> Exercise objective
Filter for the word "JSON" and keep each matching line.

> Collected data
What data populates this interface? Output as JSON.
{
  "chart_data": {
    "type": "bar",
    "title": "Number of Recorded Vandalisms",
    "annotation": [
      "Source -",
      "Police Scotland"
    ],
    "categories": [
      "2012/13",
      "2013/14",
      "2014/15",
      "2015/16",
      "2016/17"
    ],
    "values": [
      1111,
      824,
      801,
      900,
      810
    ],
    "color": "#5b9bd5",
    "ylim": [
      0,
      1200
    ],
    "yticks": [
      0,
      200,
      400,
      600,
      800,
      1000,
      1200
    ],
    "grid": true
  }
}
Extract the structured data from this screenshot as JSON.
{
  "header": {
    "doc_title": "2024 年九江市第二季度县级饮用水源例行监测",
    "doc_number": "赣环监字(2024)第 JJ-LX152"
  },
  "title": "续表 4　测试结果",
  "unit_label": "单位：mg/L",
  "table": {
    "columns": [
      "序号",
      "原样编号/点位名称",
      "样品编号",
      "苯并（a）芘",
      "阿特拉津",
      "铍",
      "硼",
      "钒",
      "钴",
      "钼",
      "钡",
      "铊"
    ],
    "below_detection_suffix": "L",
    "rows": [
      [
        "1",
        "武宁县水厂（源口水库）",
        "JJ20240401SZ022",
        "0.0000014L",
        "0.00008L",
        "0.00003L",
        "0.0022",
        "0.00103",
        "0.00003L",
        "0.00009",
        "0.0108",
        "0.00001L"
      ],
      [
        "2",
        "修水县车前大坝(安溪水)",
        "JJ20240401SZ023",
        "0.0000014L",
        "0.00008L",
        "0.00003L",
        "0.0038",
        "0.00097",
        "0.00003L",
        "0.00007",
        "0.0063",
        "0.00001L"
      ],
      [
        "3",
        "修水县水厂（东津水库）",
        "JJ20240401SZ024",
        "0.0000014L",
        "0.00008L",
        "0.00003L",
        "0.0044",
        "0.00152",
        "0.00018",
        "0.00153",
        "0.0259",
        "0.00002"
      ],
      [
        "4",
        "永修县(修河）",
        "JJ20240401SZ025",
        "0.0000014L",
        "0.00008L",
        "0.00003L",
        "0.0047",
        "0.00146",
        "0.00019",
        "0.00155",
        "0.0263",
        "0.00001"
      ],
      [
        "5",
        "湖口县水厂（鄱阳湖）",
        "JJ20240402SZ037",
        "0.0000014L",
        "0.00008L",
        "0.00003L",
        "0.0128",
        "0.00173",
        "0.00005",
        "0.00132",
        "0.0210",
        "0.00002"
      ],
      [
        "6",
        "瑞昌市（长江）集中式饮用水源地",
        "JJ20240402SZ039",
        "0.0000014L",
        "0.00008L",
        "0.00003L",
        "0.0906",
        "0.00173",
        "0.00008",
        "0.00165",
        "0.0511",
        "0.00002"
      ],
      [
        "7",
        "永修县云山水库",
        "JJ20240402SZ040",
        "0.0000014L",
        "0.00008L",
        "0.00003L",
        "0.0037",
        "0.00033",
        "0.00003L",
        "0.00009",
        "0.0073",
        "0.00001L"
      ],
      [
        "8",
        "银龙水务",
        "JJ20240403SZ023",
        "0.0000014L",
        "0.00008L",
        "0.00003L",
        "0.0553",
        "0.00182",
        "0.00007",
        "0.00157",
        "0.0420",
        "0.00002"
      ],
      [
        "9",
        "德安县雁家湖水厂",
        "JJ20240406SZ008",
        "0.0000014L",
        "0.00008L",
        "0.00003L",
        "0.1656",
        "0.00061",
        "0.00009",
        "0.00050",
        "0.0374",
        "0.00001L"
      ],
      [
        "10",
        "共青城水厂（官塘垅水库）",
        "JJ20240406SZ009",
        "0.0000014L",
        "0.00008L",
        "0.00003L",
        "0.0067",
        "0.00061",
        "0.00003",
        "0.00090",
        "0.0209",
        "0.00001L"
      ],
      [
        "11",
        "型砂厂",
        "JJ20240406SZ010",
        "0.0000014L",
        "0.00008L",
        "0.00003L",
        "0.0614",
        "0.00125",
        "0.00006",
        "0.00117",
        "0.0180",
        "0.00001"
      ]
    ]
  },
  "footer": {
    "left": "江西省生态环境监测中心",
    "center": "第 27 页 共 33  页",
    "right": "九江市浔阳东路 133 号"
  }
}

> Result
What data populates this interface? Output as JSON.
Extract the structured data from this screenshot as JSON.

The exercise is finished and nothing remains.